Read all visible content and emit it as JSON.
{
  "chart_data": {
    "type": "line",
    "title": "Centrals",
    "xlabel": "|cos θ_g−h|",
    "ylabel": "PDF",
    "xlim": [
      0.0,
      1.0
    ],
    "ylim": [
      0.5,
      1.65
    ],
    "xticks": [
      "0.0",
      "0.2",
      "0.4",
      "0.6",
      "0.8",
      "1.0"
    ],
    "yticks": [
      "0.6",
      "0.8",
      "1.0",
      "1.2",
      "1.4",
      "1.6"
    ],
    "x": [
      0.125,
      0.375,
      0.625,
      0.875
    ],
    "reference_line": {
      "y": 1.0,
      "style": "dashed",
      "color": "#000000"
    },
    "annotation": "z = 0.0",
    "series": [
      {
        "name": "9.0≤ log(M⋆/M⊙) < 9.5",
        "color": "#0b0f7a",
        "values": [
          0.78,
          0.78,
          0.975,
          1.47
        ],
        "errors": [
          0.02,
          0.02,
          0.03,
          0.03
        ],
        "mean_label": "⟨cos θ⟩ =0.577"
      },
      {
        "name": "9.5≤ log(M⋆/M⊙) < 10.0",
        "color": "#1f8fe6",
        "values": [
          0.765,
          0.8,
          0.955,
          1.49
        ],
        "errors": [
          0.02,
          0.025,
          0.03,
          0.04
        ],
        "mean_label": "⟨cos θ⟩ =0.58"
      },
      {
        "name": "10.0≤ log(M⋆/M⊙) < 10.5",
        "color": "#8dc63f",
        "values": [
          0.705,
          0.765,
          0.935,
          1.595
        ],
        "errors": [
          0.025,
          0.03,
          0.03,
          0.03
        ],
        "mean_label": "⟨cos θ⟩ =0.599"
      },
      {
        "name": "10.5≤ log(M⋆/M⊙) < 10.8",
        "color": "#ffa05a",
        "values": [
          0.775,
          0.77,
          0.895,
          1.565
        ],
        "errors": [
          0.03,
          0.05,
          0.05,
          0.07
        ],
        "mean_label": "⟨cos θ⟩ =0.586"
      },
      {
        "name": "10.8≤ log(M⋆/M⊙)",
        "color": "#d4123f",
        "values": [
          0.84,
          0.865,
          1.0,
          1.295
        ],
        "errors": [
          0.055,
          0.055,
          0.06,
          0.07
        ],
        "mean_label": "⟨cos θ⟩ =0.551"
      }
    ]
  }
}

_____

● TASK DETAILS
Extract the entries above verbatim.

● SOLUTION BELOW
Read all visible content and emit it as JSON.
{
  "chart_data": {
    "type": "line",
    "title": "Centrals",
    "xlabel": "|cos θ_g−h|",
    "ylabel": "PDF",
    "xlim": [
      0.0,
      1.0
    ],
    "ylim": [
      0.5,
      1.65
    ],
    "xticks": [
      "0.0",
      "0.2",
      "0.4",
      "0.6",
      "0.8",
      "1.0"
    ],
    "yticks": [
      "0.6",
      "0.8",
      "1.0",
      "1.2",
      "1.4",
      "1.6"
    ],
    "x": [
      0.125,
      0.375,
      0.625,
      0.875
    ],
    "reference_line": {
      "y": 1.0,
      "style": "dashed",
      "color": "#000000"
    },
    "annotation": "z = 0.0",
    "series": [
      {
        "name": "9.0≤ log(M⋆/M⊙) < 9.5",
        "color": "#0b0f7a",
        "values": [
          0.78,
          0.78,
          0.975,
          1.47
        ],
        "errors": [
          0.02,
          0.02,
          0.03,
          0.03
        ],
        "mean_label": "⟨cos θ⟩ =0.577"
      },
      {
        "name": "9.5≤ log(M⋆/M⊙) < 10.0",
        "color": "#1f8fe6",
        "values": [
          0.765,
          0.8,
          0.955,
          1.49
        ],
        "errors": [
          0.02,
          0.025,
          0.03,
          0.04
        ],
        "mean_label": "⟨cos θ⟩ =0.58"
      },
      {
        "name": "10.0≤ log(M⋆/M⊙) < 10.5",
        "color": "#8dc63f",
        "values": [
          0.705,
          0.765,
          0.935,
          1.595
        ],
        "errors": [
          0.025,
          0.03,
          0.03,
          0.03
        ],
        "mean_label": "⟨cos θ⟩ =0.599"
      },
      {
        "name": "10.5≤ log(M⋆/M⊙) < 10.8",
        "color": "#ffa05a",
        "values": [
          0.775,
          0.77,
          0.895,
          1.565
        ],
        "errors": [
          0.03,
          0.05,
          0.05,
          0.07
        ],
        "mean_label": "⟨cos θ⟩ =0.586"
      },
      {
        "name": "10.8≤ log(M⋆/M⊙)",
        "color": "#d4123f",
        "values": [
          0.84,
          0.865,
          1.0,
          1.295
        ],
        "errors": [
          0.055,
          0.055,
          0.06,
          0.07
        ],
        "mean_label": "⟨cos θ⟩ =0.551"
      }
    ]
  }
}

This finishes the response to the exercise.